_YOUR GOAL_
Go through the entries and say how many lines contain the string "Acoustical". The number is the whole answer.

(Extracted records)
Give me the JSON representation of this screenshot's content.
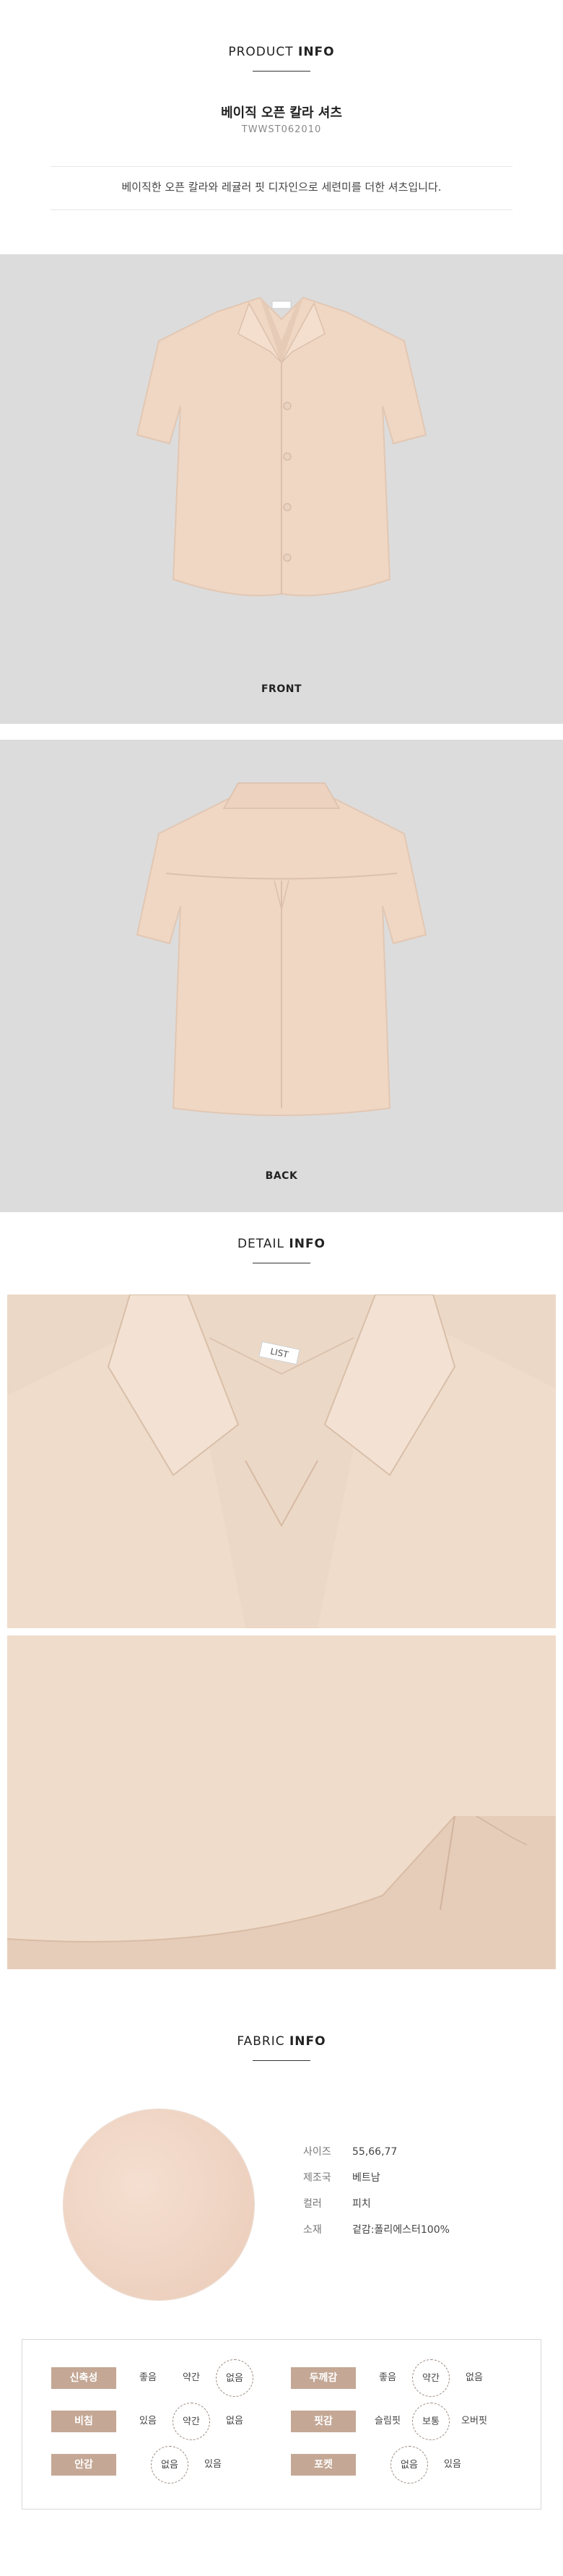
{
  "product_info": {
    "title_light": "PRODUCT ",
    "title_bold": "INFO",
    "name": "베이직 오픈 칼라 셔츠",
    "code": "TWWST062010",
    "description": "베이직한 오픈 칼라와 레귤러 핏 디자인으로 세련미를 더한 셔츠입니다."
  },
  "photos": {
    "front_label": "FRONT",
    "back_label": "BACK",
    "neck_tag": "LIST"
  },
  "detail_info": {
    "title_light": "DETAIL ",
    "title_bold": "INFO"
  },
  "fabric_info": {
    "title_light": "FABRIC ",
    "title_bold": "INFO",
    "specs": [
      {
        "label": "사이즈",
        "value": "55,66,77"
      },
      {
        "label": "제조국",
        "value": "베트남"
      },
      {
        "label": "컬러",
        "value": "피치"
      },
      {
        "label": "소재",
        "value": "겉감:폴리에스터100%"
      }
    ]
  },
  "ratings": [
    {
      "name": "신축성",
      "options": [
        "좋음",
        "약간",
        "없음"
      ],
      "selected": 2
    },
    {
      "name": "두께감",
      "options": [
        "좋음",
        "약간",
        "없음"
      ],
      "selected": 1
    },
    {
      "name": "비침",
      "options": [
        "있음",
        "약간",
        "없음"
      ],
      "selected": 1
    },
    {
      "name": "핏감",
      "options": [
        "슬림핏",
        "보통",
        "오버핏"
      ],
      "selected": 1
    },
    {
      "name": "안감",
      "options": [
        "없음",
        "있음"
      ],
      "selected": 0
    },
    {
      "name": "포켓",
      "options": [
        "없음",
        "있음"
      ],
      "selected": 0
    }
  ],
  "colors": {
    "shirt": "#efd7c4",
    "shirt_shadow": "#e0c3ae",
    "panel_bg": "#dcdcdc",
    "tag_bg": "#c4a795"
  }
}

---

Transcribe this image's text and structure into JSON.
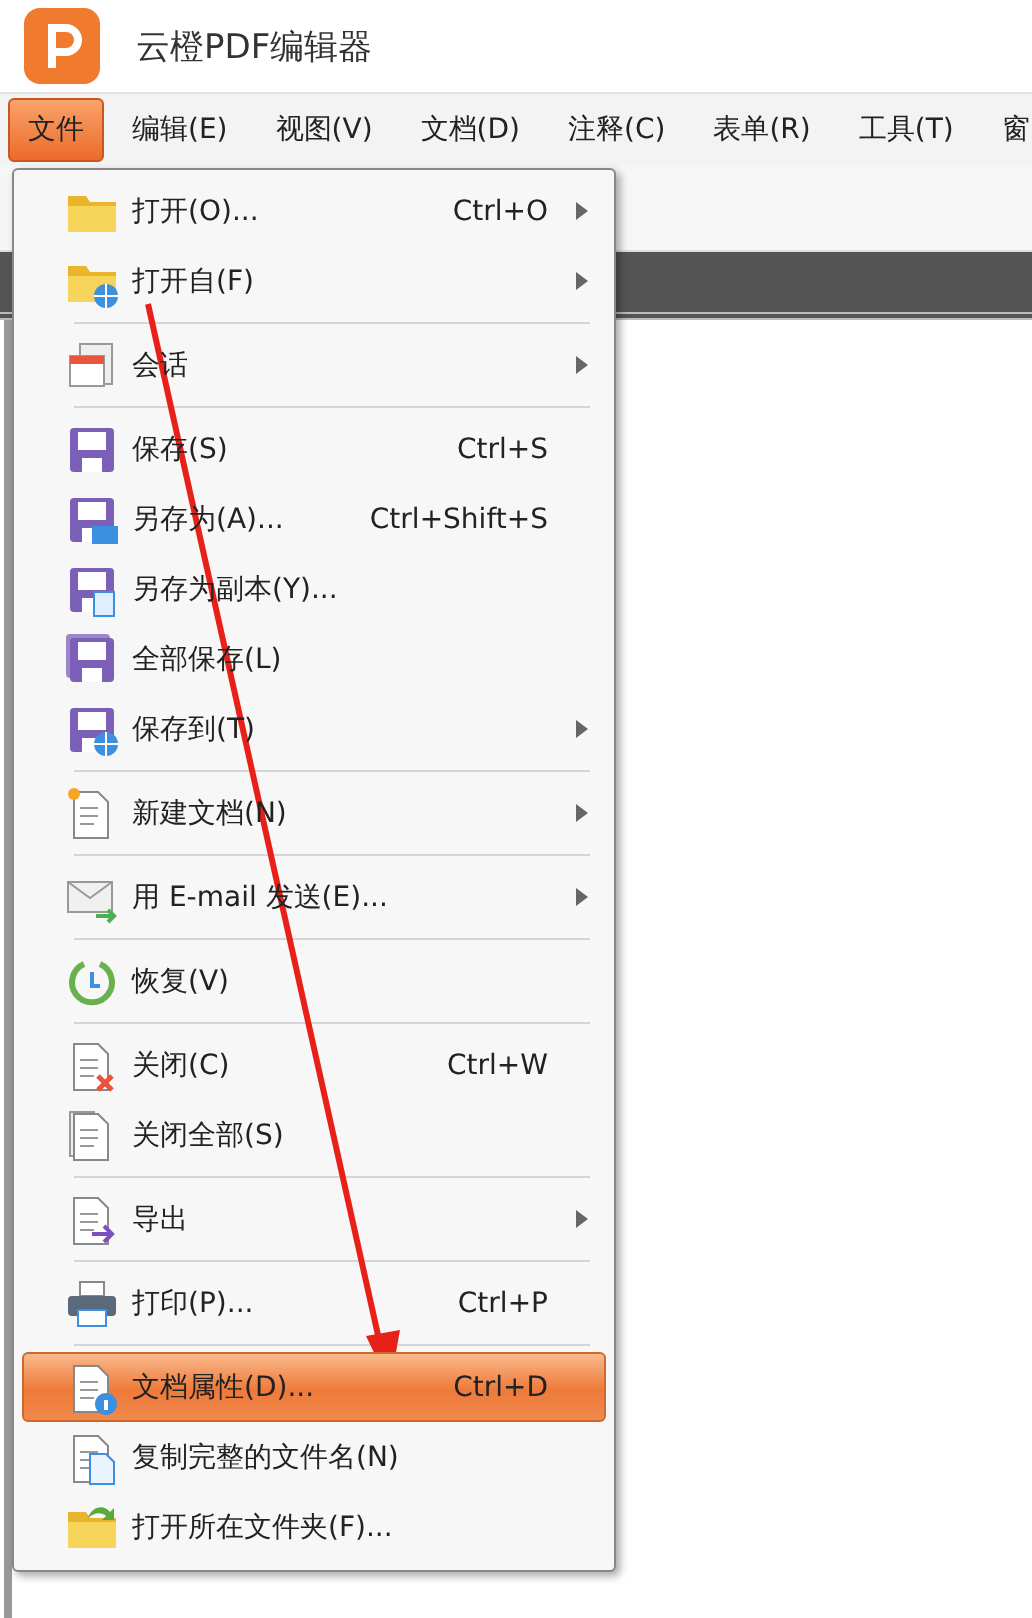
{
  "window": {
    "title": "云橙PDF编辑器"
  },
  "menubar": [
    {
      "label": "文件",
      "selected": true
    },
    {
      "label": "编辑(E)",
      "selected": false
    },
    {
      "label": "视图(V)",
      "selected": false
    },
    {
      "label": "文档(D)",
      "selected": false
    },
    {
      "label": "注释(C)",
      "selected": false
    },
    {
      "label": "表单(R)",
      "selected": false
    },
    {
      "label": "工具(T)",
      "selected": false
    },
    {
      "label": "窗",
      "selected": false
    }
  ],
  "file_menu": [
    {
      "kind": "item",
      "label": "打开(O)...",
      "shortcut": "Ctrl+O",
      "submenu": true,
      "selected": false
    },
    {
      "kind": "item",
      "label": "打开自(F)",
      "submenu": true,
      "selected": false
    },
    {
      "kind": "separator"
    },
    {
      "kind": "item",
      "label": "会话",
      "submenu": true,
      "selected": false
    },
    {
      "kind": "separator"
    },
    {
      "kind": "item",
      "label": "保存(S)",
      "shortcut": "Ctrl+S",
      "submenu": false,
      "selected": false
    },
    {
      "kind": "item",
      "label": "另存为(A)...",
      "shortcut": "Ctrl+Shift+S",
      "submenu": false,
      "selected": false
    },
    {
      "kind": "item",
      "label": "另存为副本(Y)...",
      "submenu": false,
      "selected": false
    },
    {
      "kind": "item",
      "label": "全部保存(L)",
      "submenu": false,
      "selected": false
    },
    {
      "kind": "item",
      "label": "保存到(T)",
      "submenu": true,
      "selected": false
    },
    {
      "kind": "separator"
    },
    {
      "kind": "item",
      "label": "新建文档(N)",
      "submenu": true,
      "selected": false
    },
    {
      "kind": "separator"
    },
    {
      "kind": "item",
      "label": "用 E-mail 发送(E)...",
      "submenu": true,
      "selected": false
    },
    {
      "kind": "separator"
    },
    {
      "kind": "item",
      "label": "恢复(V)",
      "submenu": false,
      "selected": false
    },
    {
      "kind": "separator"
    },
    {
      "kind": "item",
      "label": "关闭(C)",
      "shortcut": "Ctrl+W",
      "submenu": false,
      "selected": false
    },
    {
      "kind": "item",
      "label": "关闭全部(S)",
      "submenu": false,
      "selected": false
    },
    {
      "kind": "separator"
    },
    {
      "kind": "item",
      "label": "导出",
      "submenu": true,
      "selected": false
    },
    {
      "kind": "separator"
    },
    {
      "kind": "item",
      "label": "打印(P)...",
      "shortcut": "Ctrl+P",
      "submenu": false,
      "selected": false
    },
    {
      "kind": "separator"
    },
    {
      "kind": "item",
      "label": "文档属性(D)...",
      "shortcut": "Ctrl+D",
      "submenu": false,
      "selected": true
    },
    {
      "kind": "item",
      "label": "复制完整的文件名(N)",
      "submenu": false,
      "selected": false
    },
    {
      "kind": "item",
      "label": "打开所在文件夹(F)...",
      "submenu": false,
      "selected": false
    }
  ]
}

==

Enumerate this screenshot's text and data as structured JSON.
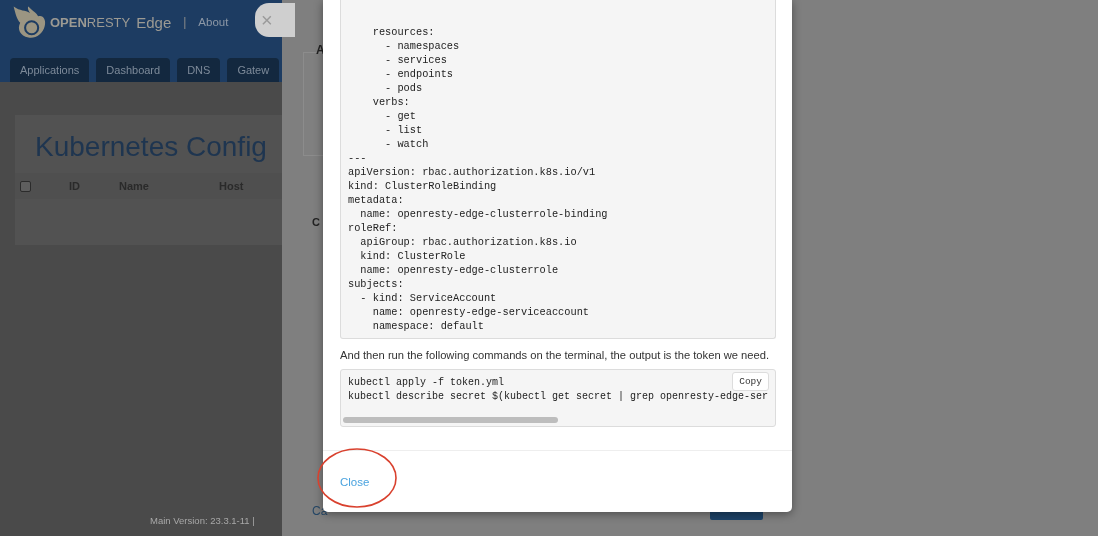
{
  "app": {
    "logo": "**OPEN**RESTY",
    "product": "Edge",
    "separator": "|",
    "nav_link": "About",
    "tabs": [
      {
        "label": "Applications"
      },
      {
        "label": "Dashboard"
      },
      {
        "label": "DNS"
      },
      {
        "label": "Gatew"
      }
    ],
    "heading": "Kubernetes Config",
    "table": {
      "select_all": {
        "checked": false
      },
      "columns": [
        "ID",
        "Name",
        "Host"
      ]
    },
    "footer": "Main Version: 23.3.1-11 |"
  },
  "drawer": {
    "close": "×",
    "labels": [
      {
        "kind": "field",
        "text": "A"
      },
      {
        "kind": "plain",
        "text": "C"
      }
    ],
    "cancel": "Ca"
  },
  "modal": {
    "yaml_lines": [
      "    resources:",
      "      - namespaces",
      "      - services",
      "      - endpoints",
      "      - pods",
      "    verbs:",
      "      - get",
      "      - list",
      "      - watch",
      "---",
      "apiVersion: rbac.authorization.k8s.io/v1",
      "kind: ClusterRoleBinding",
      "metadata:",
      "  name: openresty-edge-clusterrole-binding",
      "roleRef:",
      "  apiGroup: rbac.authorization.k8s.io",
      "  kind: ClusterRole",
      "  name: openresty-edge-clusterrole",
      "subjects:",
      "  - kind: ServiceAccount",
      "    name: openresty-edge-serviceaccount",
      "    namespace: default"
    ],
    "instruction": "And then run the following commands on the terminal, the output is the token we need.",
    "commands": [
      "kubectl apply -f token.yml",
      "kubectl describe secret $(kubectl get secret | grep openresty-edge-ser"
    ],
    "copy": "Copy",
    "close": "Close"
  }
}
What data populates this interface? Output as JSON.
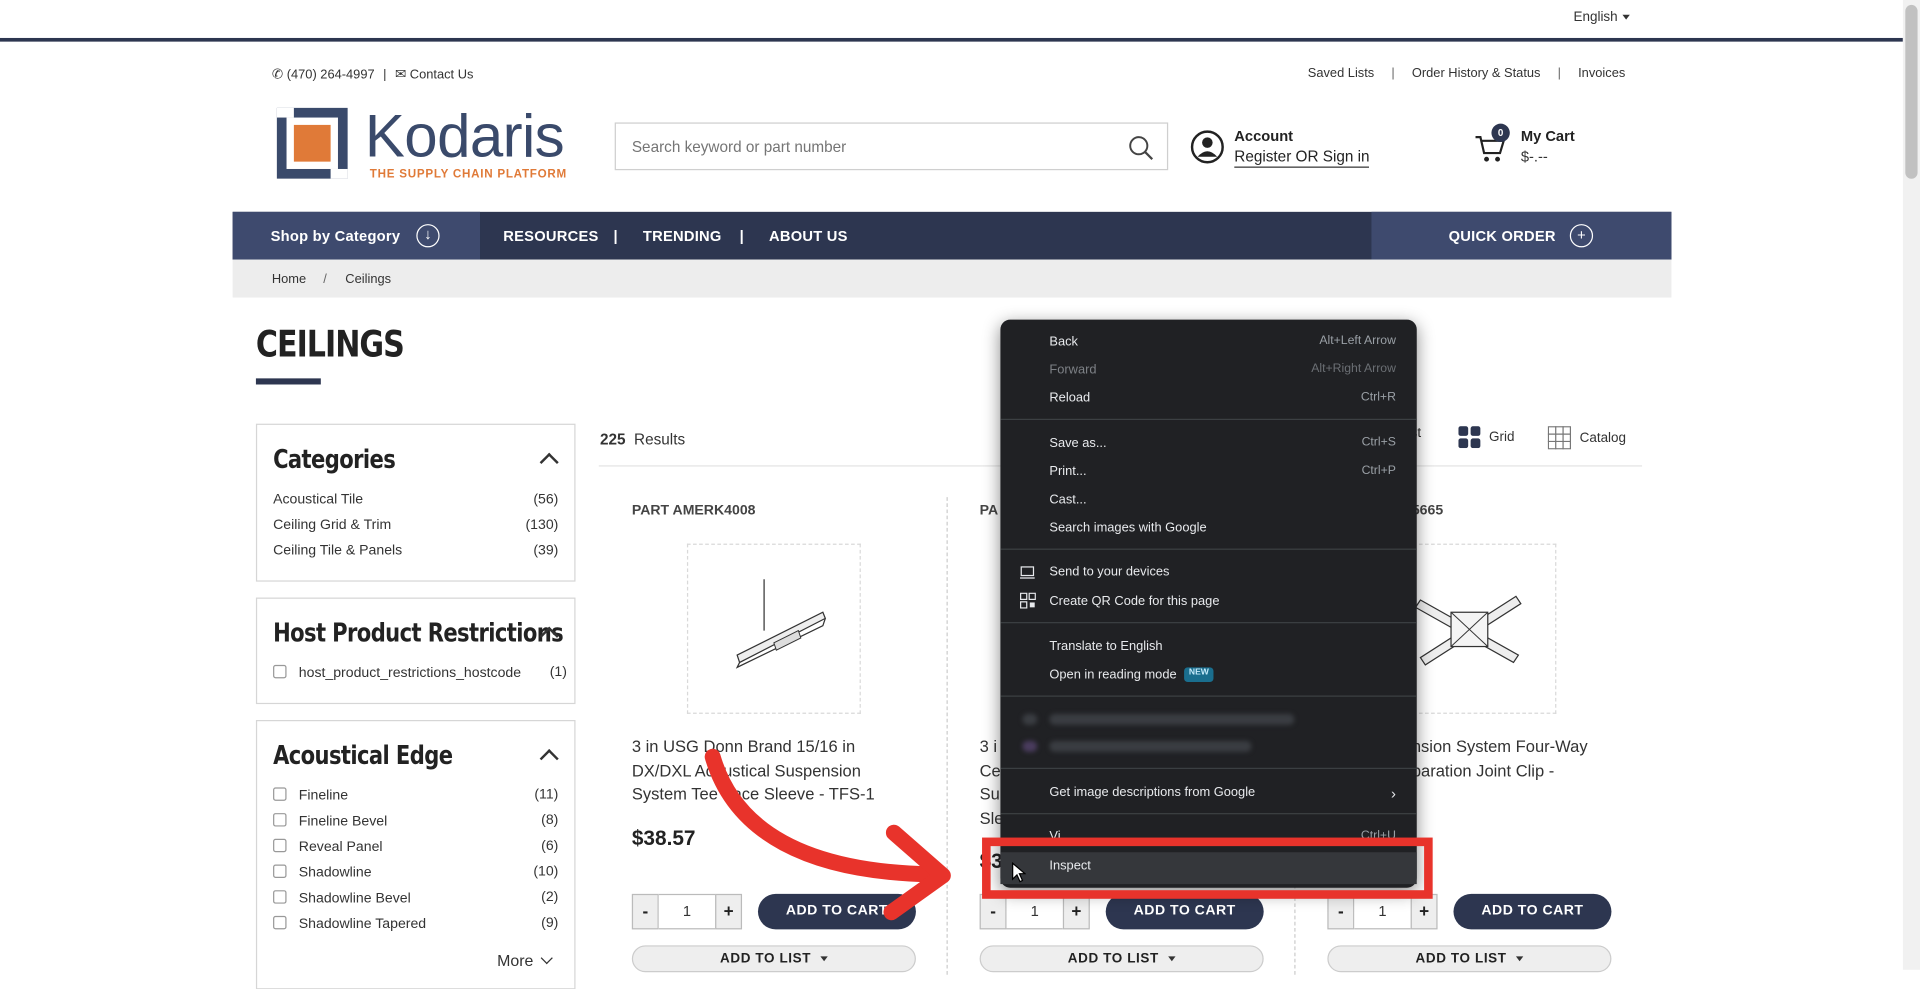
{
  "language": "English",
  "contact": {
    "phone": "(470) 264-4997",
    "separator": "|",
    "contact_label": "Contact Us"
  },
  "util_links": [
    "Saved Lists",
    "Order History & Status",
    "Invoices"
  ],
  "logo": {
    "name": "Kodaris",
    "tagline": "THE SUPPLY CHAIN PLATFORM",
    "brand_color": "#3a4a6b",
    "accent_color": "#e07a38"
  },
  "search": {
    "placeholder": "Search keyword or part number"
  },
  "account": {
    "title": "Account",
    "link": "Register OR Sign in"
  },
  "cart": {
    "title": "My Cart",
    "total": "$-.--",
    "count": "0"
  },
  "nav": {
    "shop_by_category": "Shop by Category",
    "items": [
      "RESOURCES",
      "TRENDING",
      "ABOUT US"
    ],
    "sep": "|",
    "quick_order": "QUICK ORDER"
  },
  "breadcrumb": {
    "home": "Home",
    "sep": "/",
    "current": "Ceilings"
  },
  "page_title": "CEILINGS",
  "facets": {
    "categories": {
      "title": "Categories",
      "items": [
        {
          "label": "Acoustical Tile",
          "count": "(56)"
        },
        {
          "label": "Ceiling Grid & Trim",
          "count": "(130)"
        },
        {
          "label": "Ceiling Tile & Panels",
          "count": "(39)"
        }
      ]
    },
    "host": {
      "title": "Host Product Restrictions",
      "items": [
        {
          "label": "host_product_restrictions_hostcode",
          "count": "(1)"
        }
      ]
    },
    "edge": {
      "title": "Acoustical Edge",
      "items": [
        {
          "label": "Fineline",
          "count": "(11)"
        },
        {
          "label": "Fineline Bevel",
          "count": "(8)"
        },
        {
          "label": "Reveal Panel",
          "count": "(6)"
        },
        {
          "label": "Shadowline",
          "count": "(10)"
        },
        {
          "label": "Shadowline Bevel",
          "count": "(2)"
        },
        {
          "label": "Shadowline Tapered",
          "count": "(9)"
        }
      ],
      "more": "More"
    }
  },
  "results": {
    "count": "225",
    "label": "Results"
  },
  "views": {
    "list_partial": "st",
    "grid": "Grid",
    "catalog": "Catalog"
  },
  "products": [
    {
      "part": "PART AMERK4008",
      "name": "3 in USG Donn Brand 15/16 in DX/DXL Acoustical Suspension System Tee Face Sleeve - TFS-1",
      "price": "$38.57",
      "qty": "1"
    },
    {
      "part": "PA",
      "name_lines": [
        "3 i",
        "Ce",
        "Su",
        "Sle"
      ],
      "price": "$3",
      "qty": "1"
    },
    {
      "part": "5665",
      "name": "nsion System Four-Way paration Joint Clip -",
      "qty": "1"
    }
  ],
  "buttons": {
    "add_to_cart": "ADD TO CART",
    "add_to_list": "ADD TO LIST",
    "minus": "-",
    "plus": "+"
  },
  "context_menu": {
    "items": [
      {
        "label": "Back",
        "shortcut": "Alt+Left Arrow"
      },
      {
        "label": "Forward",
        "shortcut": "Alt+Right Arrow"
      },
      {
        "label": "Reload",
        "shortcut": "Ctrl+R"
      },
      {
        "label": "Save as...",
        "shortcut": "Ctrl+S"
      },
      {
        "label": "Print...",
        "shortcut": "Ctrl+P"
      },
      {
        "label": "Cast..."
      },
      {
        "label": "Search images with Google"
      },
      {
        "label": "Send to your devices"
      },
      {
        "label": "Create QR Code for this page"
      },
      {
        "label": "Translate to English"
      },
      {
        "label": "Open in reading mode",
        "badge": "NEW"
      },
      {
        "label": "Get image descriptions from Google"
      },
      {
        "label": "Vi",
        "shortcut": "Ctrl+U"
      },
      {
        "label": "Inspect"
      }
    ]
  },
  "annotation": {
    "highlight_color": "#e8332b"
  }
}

_OUTPUT BELOW_
3